# What is asked
In the records below, change "column-header" to "column-label" wherever it appears and give the lines back with nothing else altered. Leave the pictures out.

# Records supplied
• • • • •
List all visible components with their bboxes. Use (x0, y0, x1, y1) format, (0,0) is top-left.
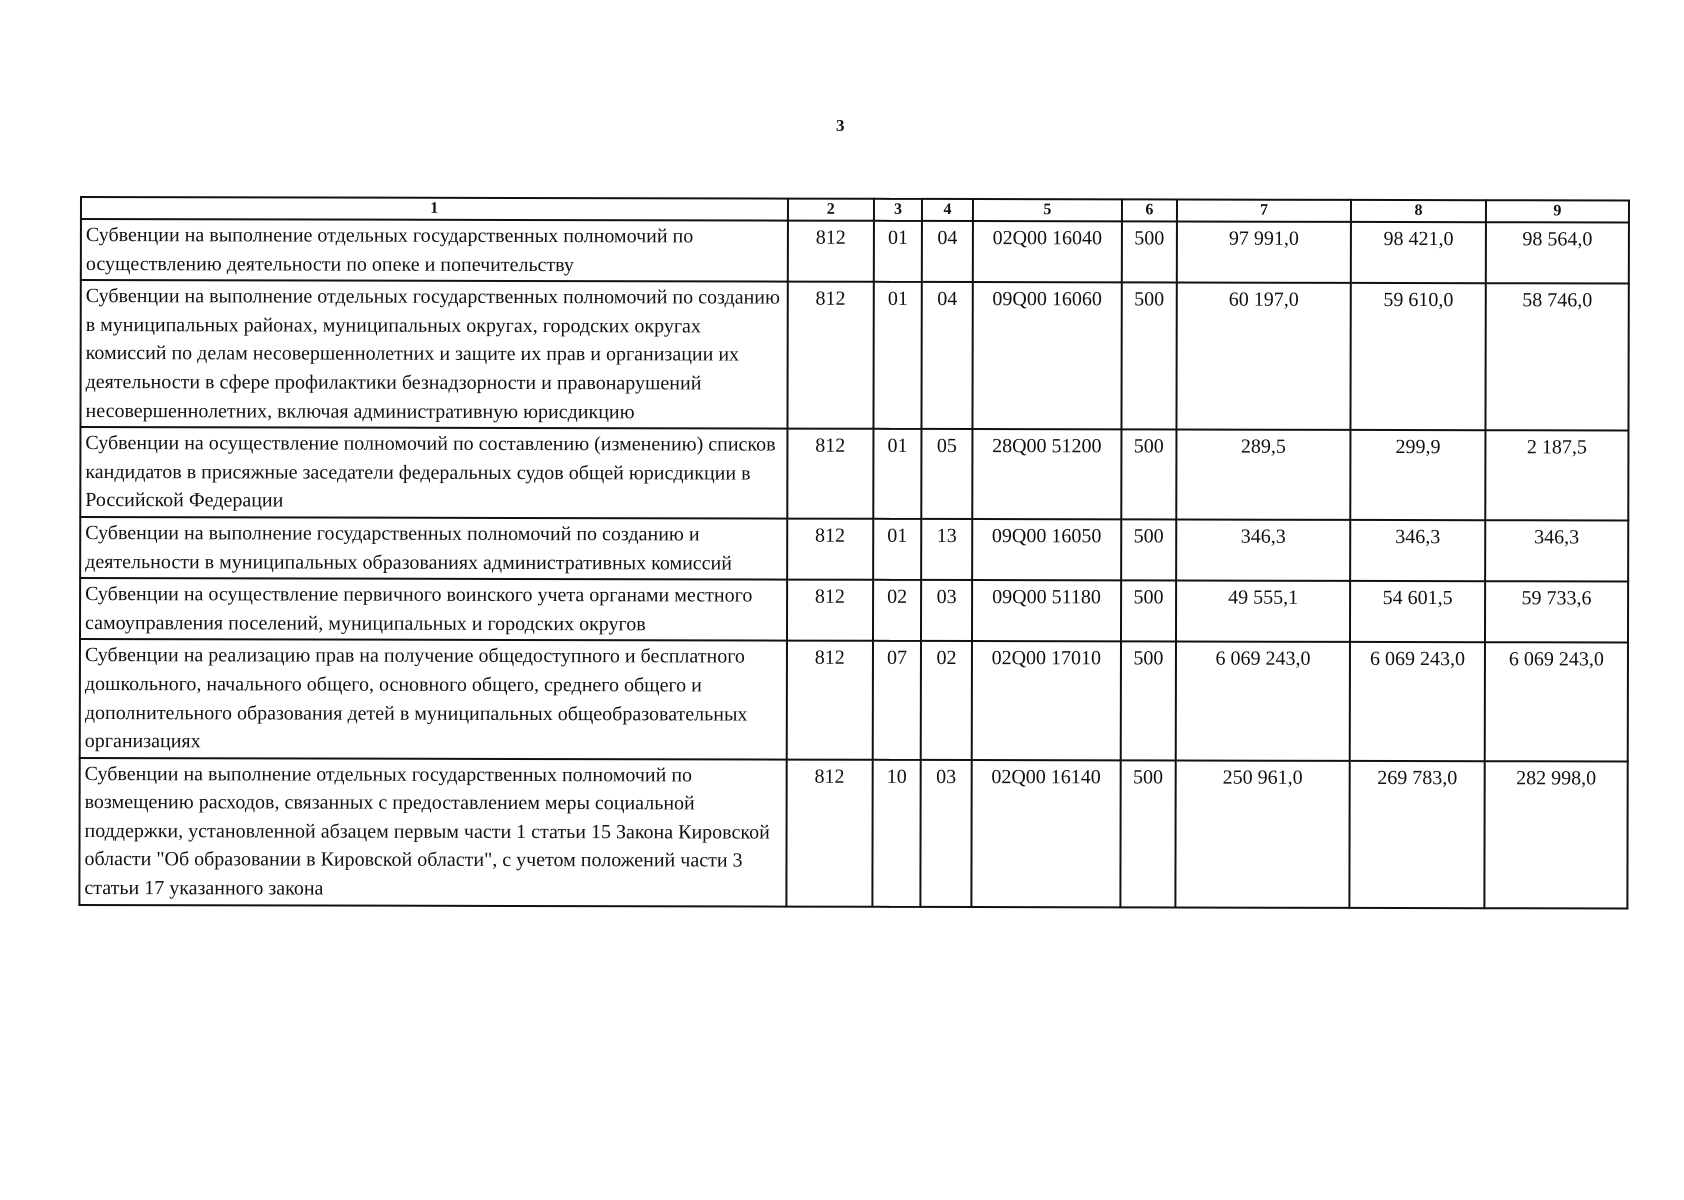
column-header: 8 (1351, 200, 1486, 222)
row-value-1: 250 961,0 (1175, 760, 1350, 907)
row-value-3: 98 564,0 (1486, 222, 1629, 284)
row-subsection: 02 (921, 641, 972, 759)
column-header: 4 (922, 199, 973, 221)
row-value-2: 346,3 (1350, 520, 1485, 581)
row-type: 500 (1122, 283, 1177, 430)
table-row (79, 758, 1627, 908)
column-header: 3 (874, 199, 922, 221)
row-value-2: 98 421,0 (1351, 222, 1486, 283)
row-value-3: 2 187,5 (1485, 430, 1628, 520)
row-subsection: 03 (921, 580, 972, 641)
table-row (80, 280, 1628, 430)
row-section: 10 (872, 759, 921, 906)
row-value-2: 269 783,0 (1350, 761, 1485, 908)
row-value-1: 289,5 (1176, 430, 1351, 520)
row-description: Субвенции на осуществление первичного воинского учета органами местного самоуправления поселений, муниципальных и городских округов (80, 578, 787, 641)
row-type: 500 (1121, 430, 1176, 520)
row-code: 812 (787, 429, 873, 519)
row-target: 02Q00 16040 (973, 221, 1122, 283)
row-section: 07 (873, 641, 922, 759)
row-section: 02 (873, 580, 921, 641)
table-row (80, 517, 1628, 582)
row-code: 812 (787, 580, 873, 641)
column-header: 9 (1486, 200, 1629, 222)
column-header: 5 (973, 199, 1122, 221)
row-description: Субвенции на осуществление полномочий по составлению (изменению) списков кандидатов в присяжные заседатели федеральных судов общей юрисдикции в Российской Федерации (80, 427, 787, 518)
row-description: Субвенции на реализацию прав на получение общедоступного и бесплатного дошкольного, начального общего, основного общего, среднего общего и дополнительного образования детей в муниципальных общеобразовательных организациях (80, 639, 787, 759)
row-value-2: 59 610,0 (1351, 283, 1486, 430)
table-row (80, 578, 1628, 643)
row-type: 500 (1121, 642, 1176, 760)
row-target: 02Q00 17010 (971, 641, 1121, 760)
row-value-3: 346,3 (1485, 520, 1628, 582)
column-header: 2 (788, 199, 874, 221)
row-section: 01 (873, 429, 922, 519)
row-value-2: 54 601,5 (1350, 581, 1485, 642)
page-number: 3 (836, 116, 845, 135)
row-subsection: 13 (921, 519, 972, 580)
row-code: 812 (786, 759, 873, 906)
row-value-2: 6 069 243,0 (1350, 642, 1485, 761)
row-value-3: 59 733,6 (1485, 581, 1628, 643)
row-description: Субвенции на выполнение отдельных государственных полномочий по возмещению расходов, связанных с предоставлением меры социальной поддержки, установленной абзацем первым части 1 статьи 15 Закона Кировской области "Об образовании в Кировской области", с учетом положений части 3 статьи 17 указанного закона (79, 758, 786, 907)
row-type: 500 (1122, 221, 1177, 282)
row-code: 812 (787, 221, 873, 282)
row-value-1: 346,3 (1176, 519, 1351, 581)
row-value-1: 97 991,0 (1177, 221, 1352, 283)
row-target: 28Q00 51200 (972, 429, 1122, 519)
row-subsection: 04 (922, 282, 973, 429)
row-code: 812 (787, 519, 873, 580)
table-row (81, 219, 1629, 284)
row-type: 500 (1121, 519, 1176, 580)
table-row (80, 639, 1628, 761)
row-value-2: 299,9 (1351, 430, 1486, 520)
row-subsection: 05 (922, 429, 973, 519)
budget-table (78, 196, 1630, 909)
row-value-1: 49 555,1 (1176, 581, 1351, 643)
row-description: Субвенции на выполнение государственных полномочий по созданию и деятельности в муниципальных образованиях административных комиссий (80, 517, 787, 580)
column-header: 6 (1122, 199, 1177, 221)
row-subsection: 03 (921, 760, 972, 907)
row-type: 500 (1121, 580, 1176, 641)
row-description: Субвенции на выполнение отдельных государственных полномочий по созданию в муниципальных районах, муниципальных округах, городских округах комиссий по делам несовершеннолетних и защите их прав и организации их деятельности в сфере профилактики безнадзорности и правонарушений несовершеннолетних, включая административную юрисдикцию (80, 280, 787, 429)
row-target: 09Q00 16060 (972, 282, 1122, 429)
row-section: 01 (873, 282, 922, 429)
column-header: 1 (81, 197, 788, 221)
row-value-1: 6 069 243,0 (1175, 642, 1350, 761)
table-row (80, 427, 1628, 520)
row-value-1: 60 197,0 (1176, 283, 1351, 430)
row-value-3: 58 746,0 (1485, 283, 1628, 430)
row-description: Субвенции на выполнение отдельных государственных полномочий по осуществлению деятельности по опеке и попечительству (81, 219, 788, 282)
row-target: 09Q00 51180 (972, 580, 1121, 642)
row-target: 09Q00 16050 (972, 519, 1121, 581)
row-code: 812 (786, 641, 872, 760)
row-value-3: 6 069 243,0 (1485, 643, 1628, 762)
row-value-3: 282 998,0 (1484, 761, 1627, 908)
column-header: 7 (1177, 199, 1352, 221)
row-section: 01 (874, 221, 922, 282)
row-code: 812 (787, 282, 874, 429)
row-type: 500 (1120, 760, 1175, 907)
row-subsection: 04 (922, 221, 973, 282)
row-section: 01 (873, 519, 921, 580)
row-target: 02Q00 16140 (971, 760, 1121, 907)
• • • • •
# Exercise answer
List all visible components with their bboxes. Use (x0, y0, x1, y1) format, (0,0) is top-left.
column-label: 8 (1351, 200, 1486, 222)
row-value-1: 250 961,0 (1175, 760, 1350, 907)
row-value-3: 98 564,0 (1486, 222, 1629, 284)
row-subsection: 02 (921, 641, 972, 759)
column-label: 4 (922, 199, 973, 221)
row-value-2: 346,3 (1350, 520, 1485, 581)
row-type: 500 (1122, 283, 1177, 430)
table-row (79, 758, 1627, 908)
column-label: 3 (874, 199, 922, 221)
row-value-2: 98 421,0 (1351, 222, 1486, 283)
row-value-3: 2 187,5 (1485, 430, 1628, 520)
row-subsection: 03 (921, 580, 972, 641)
table-row (80, 280, 1628, 430)
row-section: 10 (872, 759, 921, 906)
row-value-2: 269 783,0 (1350, 761, 1485, 908)
row-value-1: 289,5 (1176, 430, 1351, 520)
row-description: Субвенции на осуществление первичного воинского учета органами местного самоуправления поселений, муниципальных и городских округов (80, 578, 787, 641)
row-type: 500 (1121, 430, 1176, 520)
row-code: 812 (787, 429, 873, 519)
row-target: 02Q00 16040 (973, 221, 1122, 283)
row-section: 07 (873, 641, 922, 759)
row-section: 02 (873, 580, 921, 641)
table-row (80, 517, 1628, 582)
row-code: 812 (787, 580, 873, 641)
column-label: 9 (1486, 200, 1629, 222)
column-label: 5 (973, 199, 1122, 221)
row-description: Субвенции на осуществление полномочий по составлению (изменению) списков кандидатов в присяжные заседатели федеральных судов общей юрисдикции в Российской Федерации (80, 427, 787, 518)
row-description: Субвенции на реализацию прав на получение общедоступного и бесплатного дошкольного, начального общего, основного общего, среднего общего и дополнительного образования детей в муниципальных общеобразовательных организациях (80, 639, 787, 759)
row-value-2: 59 610,0 (1351, 283, 1486, 430)
table-row (80, 578, 1628, 643)
row-type: 500 (1121, 642, 1176, 760)
row-target: 02Q00 17010 (971, 641, 1121, 760)
row-value-3: 346,3 (1485, 520, 1628, 582)
column-label: 2 (788, 199, 874, 221)
row-section: 01 (873, 429, 922, 519)
row-value-2: 54 601,5 (1350, 581, 1485, 642)
page-number: 3 (836, 116, 845, 135)
row-subsection: 13 (921, 519, 972, 580)
row-code: 812 (786, 759, 873, 906)
row-value-2: 6 069 243,0 (1350, 642, 1485, 761)
row-value-3: 59 733,6 (1485, 581, 1628, 643)
row-description: Субвенции на выполнение отдельных государственных полномочий по возмещению расходов, связанных с предоставлением меры социальной поддержки, установленной абзацем первым части 1 статьи 15 Закона Кировской области "Об образовании в Кировской области", с учетом положений части 3 статьи 17 указанного закона (79, 758, 786, 907)
row-type: 500 (1122, 221, 1177, 282)
row-code: 812 (787, 221, 873, 282)
row-value-1: 346,3 (1176, 519, 1351, 581)
row-value-1: 97 991,0 (1177, 221, 1352, 283)
row-target: 28Q00 51200 (972, 429, 1122, 519)
row-subsection: 04 (922, 282, 973, 429)
row-code: 812 (787, 519, 873, 580)
table-row (81, 219, 1629, 284)
row-type: 500 (1121, 519, 1176, 580)
table-row (80, 639, 1628, 761)
row-value-2: 299,9 (1351, 430, 1486, 520)
row-subsection: 05 (922, 429, 973, 519)
budget-table (78, 196, 1630, 909)
row-value-1: 49 555,1 (1176, 581, 1351, 643)
row-description: Субвенции на выполнение государственных полномочий по созданию и деятельности в муниципальных образованиях административных комиссий (80, 517, 787, 580)
column-label: 6 (1122, 199, 1177, 221)
row-subsection: 03 (921, 760, 972, 907)
row-type: 500 (1121, 580, 1176, 641)
row-description: Субвенции на выполнение отдельных государственных полномочий по созданию в муниципальных районах, муниципальных округах, городских округах комиссий по делам несовершеннолетних и защите их прав и организации их деятельности в сфере профилактики безнадзорности и правонарушений несовершеннолетних, включая административную юрисдикцию (80, 280, 787, 429)
row-target: 09Q00 16060 (972, 282, 1122, 429)
row-section: 01 (873, 282, 922, 429)
column-label: 1 (81, 197, 788, 221)
row-value-1: 6 069 243,0 (1175, 642, 1350, 761)
table-row (80, 427, 1628, 520)
row-value-1: 60 197,0 (1176, 283, 1351, 430)
row-value-3: 58 746,0 (1485, 283, 1628, 430)
row-description: Субвенции на выполнение отдельных государственных полномочий по осуществлению деятельности по опеке и попечительству (81, 219, 788, 282)
row-target: 09Q00 51180 (972, 580, 1121, 642)
row-target: 09Q00 16050 (972, 519, 1121, 581)
row-code: 812 (786, 641, 872, 760)
row-value-3: 6 069 243,0 (1485, 643, 1628, 762)
row-value-3: 282 998,0 (1484, 761, 1627, 908)
column-label: 7 (1177, 199, 1352, 221)
row-section: 01 (874, 221, 922, 282)
row-code: 812 (787, 282, 874, 429)
row-type: 500 (1120, 760, 1175, 907)
row-subsection: 04 (922, 221, 973, 282)
row-section: 01 (873, 519, 921, 580)
row-target: 02Q00 16140 (971, 760, 1121, 907)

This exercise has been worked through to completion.